DATA FOR THIS TASK start

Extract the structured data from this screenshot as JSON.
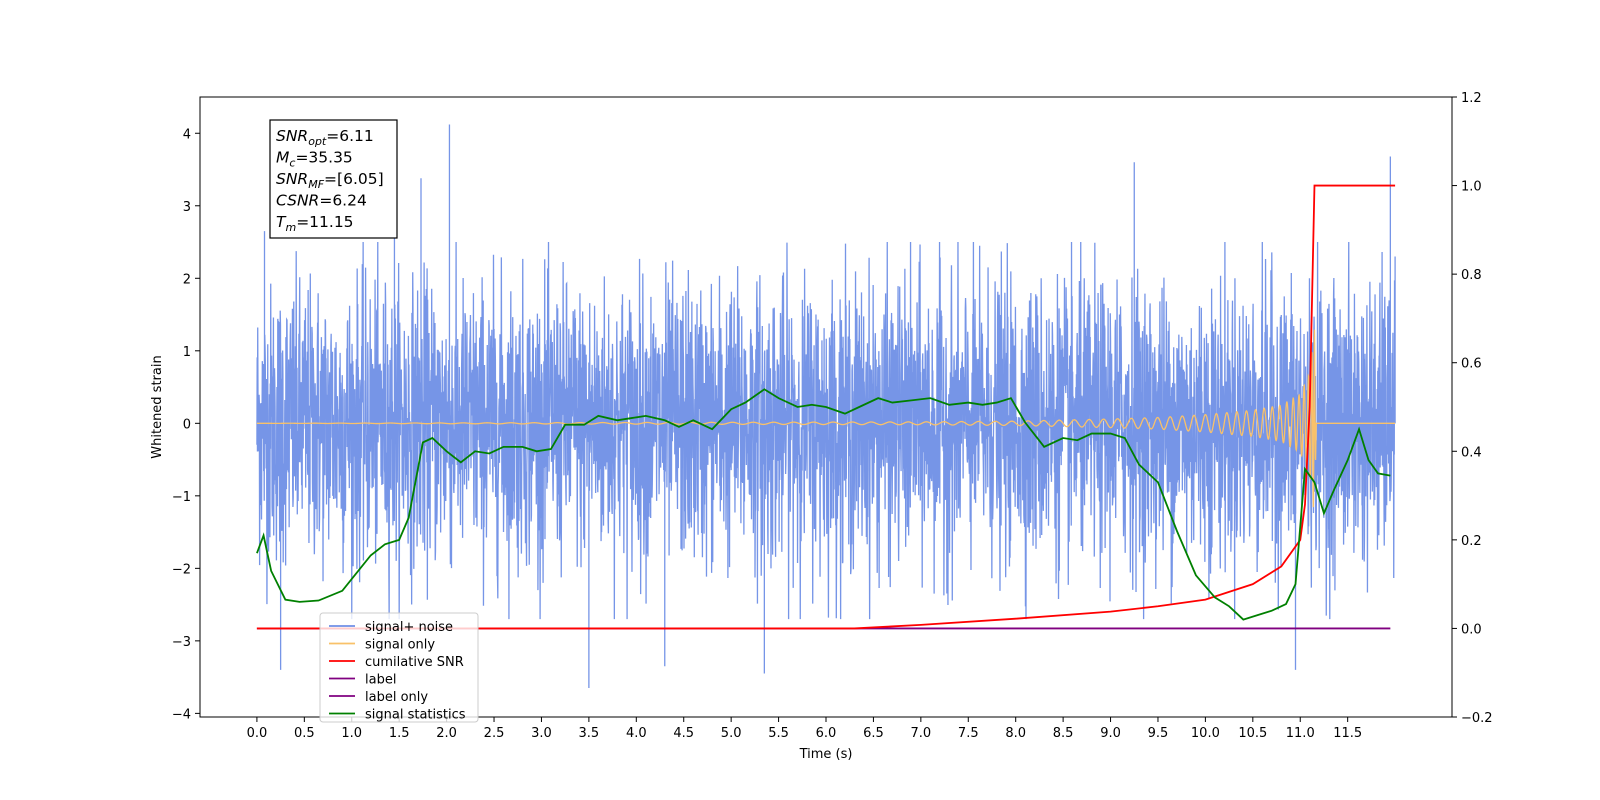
{
  "chart_data": {
    "type": "line",
    "xlabel": "Time (s)",
    "ylabel": "Whitened strain",
    "xlim": [
      -0.6,
      12.6
    ],
    "ylim": [
      -4.05,
      4.5
    ],
    "ylim_right": [
      -0.2,
      1.2
    ],
    "x_ticks": [
      "0.0",
      "0.5",
      "1.0",
      "1.5",
      "2.0",
      "2.5",
      "3.0",
      "3.5",
      "4.0",
      "4.5",
      "5.0",
      "5.5",
      "6.0",
      "6.5",
      "7.0",
      "7.5",
      "8.0",
      "8.5",
      "9.0",
      "9.5",
      "10.0",
      "10.5",
      "11.0",
      "11.5"
    ],
    "y_ticks_left": [
      4,
      3,
      2,
      1,
      0,
      -1,
      -2,
      -3,
      -4
    ],
    "y_tick_labels_left": [
      "4",
      "3",
      "2",
      "1",
      "0",
      "−1",
      "−2",
      "−3",
      "−4"
    ],
    "y_ticks_right": [
      1.2,
      1.0,
      0.8,
      0.6,
      0.4,
      0.2,
      0.0,
      -0.2
    ],
    "y_tick_labels_right": [
      "1.2",
      "1.0",
      "0.8",
      "0.6",
      "0.4",
      "0.2",
      "0.0",
      "−0.2"
    ],
    "annotation": {
      "lines": [
        {
          "sym": "SNR",
          "sub": "opt",
          "val": "=6.11"
        },
        {
          "sym": "M",
          "sub": "c",
          "val": "=35.35"
        },
        {
          "sym": "SNR",
          "sub": "MF",
          "val": "=[6.05]"
        },
        {
          "sym": "CSNR",
          "sub": "",
          "val": "=6.24"
        },
        {
          "sym": "T",
          "sub": "m",
          "val": "=11.15"
        }
      ]
    },
    "legend": {
      "position": "lower-left",
      "entries": [
        {
          "label": "signal+ noise",
          "color": "#6f8fe6"
        },
        {
          "label": "signal only",
          "color": "#f9c169"
        },
        {
          "label": "cumilative SNR",
          "color": "#ff0000"
        },
        {
          "label": "label",
          "color": "#800080"
        },
        {
          "label": "label only",
          "color": "#800080"
        },
        {
          "label": "signal statistics",
          "color": "#008000"
        }
      ]
    },
    "series": [
      {
        "name": "signal+ noise",
        "axis": "left",
        "color": "#6f8fe6",
        "x_range": [
          0.0,
          12.0
        ],
        "amplitude_envelope": 2.2,
        "notable_peaks": [
          [
            0.08,
            2.65
          ],
          [
            0.25,
            -3.4
          ],
          [
            2.03,
            4.12
          ],
          [
            1.45,
            3.6
          ],
          [
            1.73,
            3.38
          ],
          [
            3.5,
            -3.65
          ],
          [
            4.3,
            -3.35
          ],
          [
            5.35,
            -3.45
          ],
          [
            9.25,
            3.6
          ],
          [
            11.95,
            3.68
          ],
          [
            10.95,
            -3.4
          ],
          [
            12.0,
            2.3
          ]
        ]
      },
      {
        "name": "signal only",
        "axis": "left",
        "color": "#f9c169",
        "x": [
          0,
          7,
          8,
          9,
          9.5,
          10,
          10.5,
          10.8,
          11.0,
          11.1,
          11.15,
          11.17,
          12.0
        ],
        "y_envelope": [
          0.0,
          0.02,
          0.03,
          0.06,
          0.08,
          0.12,
          0.18,
          0.25,
          0.4,
          0.7,
          1.3,
          0.0,
          0.0
        ]
      },
      {
        "name": "cumilative SNR",
        "axis": "right",
        "color": "#ff0000",
        "x": [
          0,
          6.0,
          6.3,
          7.0,
          8.0,
          9.0,
          9.5,
          10.0,
          10.5,
          10.8,
          11.0,
          11.05,
          11.1,
          11.15,
          11.3,
          12.0
        ],
        "y": [
          0.0,
          0.0,
          0.0,
          0.008,
          0.022,
          0.038,
          0.05,
          0.065,
          0.1,
          0.14,
          0.2,
          0.28,
          0.5,
          1.0,
          1.0,
          1.0
        ]
      },
      {
        "name": "label",
        "axis": "right",
        "color": "#800080",
        "x": [
          0,
          11.95
        ],
        "y": [
          0.0,
          0.0
        ]
      },
      {
        "name": "signal statistics",
        "axis": "right",
        "color": "#008000",
        "x": [
          0.0,
          0.07,
          0.15,
          0.3,
          0.45,
          0.65,
          0.9,
          1.05,
          1.2,
          1.35,
          1.5,
          1.6,
          1.75,
          1.85,
          2.0,
          2.15,
          2.3,
          2.45,
          2.6,
          2.8,
          2.95,
          3.1,
          3.25,
          3.45,
          3.6,
          3.8,
          3.95,
          4.1,
          4.3,
          4.45,
          4.6,
          4.8,
          5.0,
          5.15,
          5.35,
          5.5,
          5.7,
          5.85,
          6.0,
          6.2,
          6.35,
          6.55,
          6.7,
          6.9,
          7.1,
          7.3,
          7.5,
          7.65,
          7.8,
          7.95,
          8.1,
          8.3,
          8.5,
          8.65,
          8.8,
          9.0,
          9.15,
          9.3,
          9.5,
          9.7,
          9.9,
          10.1,
          10.25,
          10.4,
          10.55,
          10.7,
          10.85,
          10.95,
          11.05,
          11.15,
          11.25,
          11.35,
          11.5,
          11.62,
          11.72,
          11.82,
          11.95
        ],
        "y": [
          0.17,
          0.21,
          0.13,
          0.065,
          0.06,
          0.063,
          0.085,
          0.125,
          0.165,
          0.19,
          0.2,
          0.25,
          0.42,
          0.43,
          0.4,
          0.375,
          0.4,
          0.395,
          0.41,
          0.41,
          0.4,
          0.405,
          0.46,
          0.46,
          0.48,
          0.47,
          0.475,
          0.48,
          0.47,
          0.455,
          0.47,
          0.45,
          0.495,
          0.51,
          0.54,
          0.52,
          0.5,
          0.505,
          0.5,
          0.485,
          0.5,
          0.52,
          0.51,
          0.515,
          0.52,
          0.505,
          0.51,
          0.505,
          0.51,
          0.52,
          0.465,
          0.41,
          0.43,
          0.425,
          0.44,
          0.44,
          0.43,
          0.37,
          0.33,
          0.22,
          0.12,
          0.07,
          0.05,
          0.02,
          0.03,
          0.04,
          0.055,
          0.1,
          0.36,
          0.33,
          0.26,
          0.31,
          0.38,
          0.45,
          0.38,
          0.35,
          0.345
        ]
      }
    ]
  }
}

DATA FOR THIS TASK end

(TASK INSTRUCTIONS): Quote the material in full and exactly; do not carry over its pictures.

(RESPONSE TO THE EXERCISE):
Extract the structured data from this screenshot as JSON.
{
  "chart_data": {
    "type": "line",
    "xlabel": "Time (s)",
    "ylabel": "Whitened strain",
    "xlim": [
      -0.6,
      12.6
    ],
    "ylim": [
      -4.05,
      4.5
    ],
    "ylim_right": [
      -0.2,
      1.2
    ],
    "x_ticks": [
      "0.0",
      "0.5",
      "1.0",
      "1.5",
      "2.0",
      "2.5",
      "3.0",
      "3.5",
      "4.0",
      "4.5",
      "5.0",
      "5.5",
      "6.0",
      "6.5",
      "7.0",
      "7.5",
      "8.0",
      "8.5",
      "9.0",
      "9.5",
      "10.0",
      "10.5",
      "11.0",
      "11.5"
    ],
    "y_ticks_left": [
      4,
      3,
      2,
      1,
      0,
      -1,
      -2,
      -3,
      -4
    ],
    "y_tick_labels_left": [
      "4",
      "3",
      "2",
      "1",
      "0",
      "−1",
      "−2",
      "−3",
      "−4"
    ],
    "y_ticks_right": [
      1.2,
      1.0,
      0.8,
      0.6,
      0.4,
      0.2,
      0.0,
      -0.2
    ],
    "y_tick_labels_right": [
      "1.2",
      "1.0",
      "0.8",
      "0.6",
      "0.4",
      "0.2",
      "0.0",
      "−0.2"
    ],
    "annotation": {
      "lines": [
        {
          "sym": "SNR",
          "sub": "opt",
          "val": "=6.11"
        },
        {
          "sym": "M",
          "sub": "c",
          "val": "=35.35"
        },
        {
          "sym": "SNR",
          "sub": "MF",
          "val": "=[6.05]"
        },
        {
          "sym": "CSNR",
          "sub": "",
          "val": "=6.24"
        },
        {
          "sym": "T",
          "sub": "m",
          "val": "=11.15"
        }
      ]
    },
    "legend": {
      "position": "lower-left",
      "entries": [
        {
          "label": "signal+ noise",
          "color": "#6f8fe6"
        },
        {
          "label": "signal only",
          "color": "#f9c169"
        },
        {
          "label": "cumilative SNR",
          "color": "#ff0000"
        },
        {
          "label": "label",
          "color": "#800080"
        },
        {
          "label": "label only",
          "color": "#800080"
        },
        {
          "label": "signal statistics",
          "color": "#008000"
        }
      ]
    },
    "series": [
      {
        "name": "signal+ noise",
        "axis": "left",
        "color": "#6f8fe6",
        "x_range": [
          0.0,
          12.0
        ],
        "amplitude_envelope": 2.2,
        "notable_peaks": [
          [
            0.08,
            2.65
          ],
          [
            0.25,
            -3.4
          ],
          [
            2.03,
            4.12
          ],
          [
            1.45,
            3.6
          ],
          [
            1.73,
            3.38
          ],
          [
            3.5,
            -3.65
          ],
          [
            4.3,
            -3.35
          ],
          [
            5.35,
            -3.45
          ],
          [
            9.25,
            3.6
          ],
          [
            11.95,
            3.68
          ],
          [
            10.95,
            -3.4
          ],
          [
            12.0,
            2.3
          ]
        ]
      },
      {
        "name": "signal only",
        "axis": "left",
        "color": "#f9c169",
        "x": [
          0,
          7,
          8,
          9,
          9.5,
          10,
          10.5,
          10.8,
          11.0,
          11.1,
          11.15,
          11.17,
          12.0
        ],
        "y_envelope": [
          0.0,
          0.02,
          0.03,
          0.06,
          0.08,
          0.12,
          0.18,
          0.25,
          0.4,
          0.7,
          1.3,
          0.0,
          0.0
        ]
      },
      {
        "name": "cumilative SNR",
        "axis": "right",
        "color": "#ff0000",
        "x": [
          0,
          6.0,
          6.3,
          7.0,
          8.0,
          9.0,
          9.5,
          10.0,
          10.5,
          10.8,
          11.0,
          11.05,
          11.1,
          11.15,
          11.3,
          12.0
        ],
        "y": [
          0.0,
          0.0,
          0.0,
          0.008,
          0.022,
          0.038,
          0.05,
          0.065,
          0.1,
          0.14,
          0.2,
          0.28,
          0.5,
          1.0,
          1.0,
          1.0
        ]
      },
      {
        "name": "label",
        "axis": "right",
        "color": "#800080",
        "x": [
          0,
          11.95
        ],
        "y": [
          0.0,
          0.0
        ]
      },
      {
        "name": "signal statistics",
        "axis": "right",
        "color": "#008000",
        "x": [
          0.0,
          0.07,
          0.15,
          0.3,
          0.45,
          0.65,
          0.9,
          1.05,
          1.2,
          1.35,
          1.5,
          1.6,
          1.75,
          1.85,
          2.0,
          2.15,
          2.3,
          2.45,
          2.6,
          2.8,
          2.95,
          3.1,
          3.25,
          3.45,
          3.6,
          3.8,
          3.95,
          4.1,
          4.3,
          4.45,
          4.6,
          4.8,
          5.0,
          5.15,
          5.35,
          5.5,
          5.7,
          5.85,
          6.0,
          6.2,
          6.35,
          6.55,
          6.7,
          6.9,
          7.1,
          7.3,
          7.5,
          7.65,
          7.8,
          7.95,
          8.1,
          8.3,
          8.5,
          8.65,
          8.8,
          9.0,
          9.15,
          9.3,
          9.5,
          9.7,
          9.9,
          10.1,
          10.25,
          10.4,
          10.55,
          10.7,
          10.85,
          10.95,
          11.05,
          11.15,
          11.25,
          11.35,
          11.5,
          11.62,
          11.72,
          11.82,
          11.95
        ],
        "y": [
          0.17,
          0.21,
          0.13,
          0.065,
          0.06,
          0.063,
          0.085,
          0.125,
          0.165,
          0.19,
          0.2,
          0.25,
          0.42,
          0.43,
          0.4,
          0.375,
          0.4,
          0.395,
          0.41,
          0.41,
          0.4,
          0.405,
          0.46,
          0.46,
          0.48,
          0.47,
          0.475,
          0.48,
          0.47,
          0.455,
          0.47,
          0.45,
          0.495,
          0.51,
          0.54,
          0.52,
          0.5,
          0.505,
          0.5,
          0.485,
          0.5,
          0.52,
          0.51,
          0.515,
          0.52,
          0.505,
          0.51,
          0.505,
          0.51,
          0.52,
          0.465,
          0.41,
          0.43,
          0.425,
          0.44,
          0.44,
          0.43,
          0.37,
          0.33,
          0.22,
          0.12,
          0.07,
          0.05,
          0.02,
          0.03,
          0.04,
          0.055,
          0.1,
          0.36,
          0.33,
          0.26,
          0.31,
          0.38,
          0.45,
          0.38,
          0.35,
          0.345
        ]
      }
    ]
  }
}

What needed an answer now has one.